INSTRUCTIONS TO FOLLOW ::
Repeat each record below exactly, dropping the pictures.

[Start SOURCE DATA]

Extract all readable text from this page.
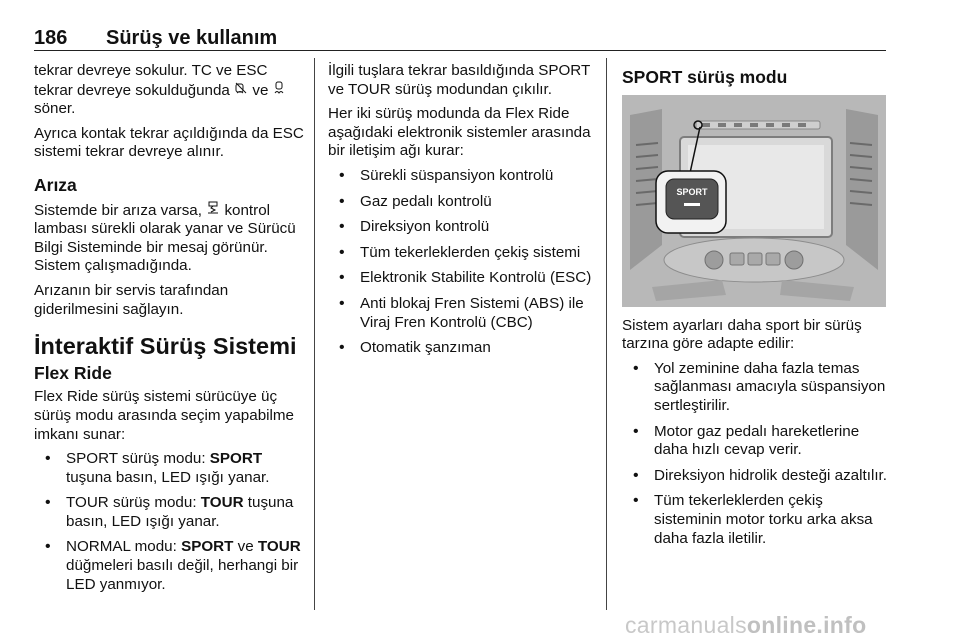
186 Sürüş ve kullanım

tekrar devreye sokulur. TC ve ESC tekrar devreye sokulduğunda ve  söner.

Ayrıca kontak tekrar açıldığında da ESC sistemi tekrar devreye alınır.

Arıza

Sistemde bir arıza varsa, kontrol lambası sürekli olarak yanar ve Sürücü Bilgi Sisteminde bir mesaj görünür. Sistem çalışmadığında.

Arızanın bir servis tarafından giderilmesini sağlayın.

İnteraktif Sürüş Sistemi
Flex Ride

Flex Ride sürüş sistemi sürücüye üç sürüş modu arasında seçim yapabilme imkanı sunar:

• SPORT sürüş modu: SPORT tuşuna basın, LED ışığı yanar.
• TOUR sürüş modu: TOUR tuşuna basın, LED ışığı yanar.
• NORMAL modu: SPORT ve TOUR düğmeleri basılı değil, herhangi bir LED yanmıyor.

İlgili tuşlara tekrar basıldığında SPORT ve TOUR sürüş modundan çıkılır.

Her iki sürüş modunda da Flex Ride aşağıdaki elektronik sistemler arasında bir iletişim ağı kurar:

• Sürekli süspansiyon kontrolü
• Gaz pedalı kontrolü
• Direksiyon kontrolü
• Tüm tekerleklerden çekiş sistemi
• Elektronik Stabilite Kontrolü (ESC)
• Anti blokaj Fren Sistemi (ABS) ile Viraj Fren Kontrolü (CBC)
• Otomatik şanzıman
SPORT sürüş modu
SPORT

Sistem ayarları daha sport bir sürüş tarzına göre adapte edilir:

• Yol zeminine daha fazla temas sağlanması amacıyla süspansiyon sertleştirilir.
• Motor gaz pedalı hareketlerine daha hızlı cevap verir.
• Direksiyon hidrolik desteği azaltılır.
• Tüm tekerleklerden çekiş sisteminin motor torku arka aksa daha fazla iletilir.
carmanualsonline.info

[End SOURCE DATA]

ANSWER TO THIS TASK ::
Extract all readable text from this page.
186 Sürüş ve kullanım

tekrar devreye sokulur. TC ve ESC tekrar devreye sokulduğunda ve  söner.

Ayrıca kontak tekrar açıldığında da ESC sistemi tekrar devreye alınır.

Arıza

Sistemde bir arıza varsa, kontrol lambası sürekli olarak yanar ve Sürücü Bilgi Sisteminde bir mesaj görünür. Sistem çalışmadığında.

Arızanın bir servis tarafından giderilmesini sağlayın.

İnteraktif Sürüş Sistemi
Flex Ride

Flex Ride sürüş sistemi sürücüye üç sürüş modu arasında seçim yapabilme imkanı sunar:

• SPORT sürüş modu: SPORT tuşuna basın, LED ışığı yanar.
• TOUR sürüş modu: TOUR tuşuna basın, LED ışığı yanar.
• NORMAL modu: SPORT ve TOUR düğmeleri basılı değil, herhangi bir LED yanmıyor.

İlgili tuşlara tekrar basıldığında SPORT ve TOUR sürüş modundan çıkılır.

Her iki sürüş modunda da Flex Ride aşağıdaki elektronik sistemler arasında bir iletişim ağı kurar:

• Sürekli süspansiyon kontrolü
• Gaz pedalı kontrolü
• Direksiyon kontrolü
• Tüm tekerleklerden çekiş sistemi
• Elektronik Stabilite Kontrolü (ESC)
• Anti blokaj Fren Sistemi (ABS) ile Viraj Fren Kontrolü (CBC)
• Otomatik şanzıman
SPORT sürüş modu
SPORT

Sistem ayarları daha sport bir sürüş tarzına göre adapte edilir:

• Yol zeminine daha fazla temas sağlanması amacıyla süspansiyon sertleştirilir.
• Motor gaz pedalı hareketlerine daha hızlı cevap verir.
• Direksiyon hidrolik desteği azaltılır.
• Tüm tekerleklerden çekiş sisteminin motor torku arka aksa daha fazla iletilir.
carmanualsonline.info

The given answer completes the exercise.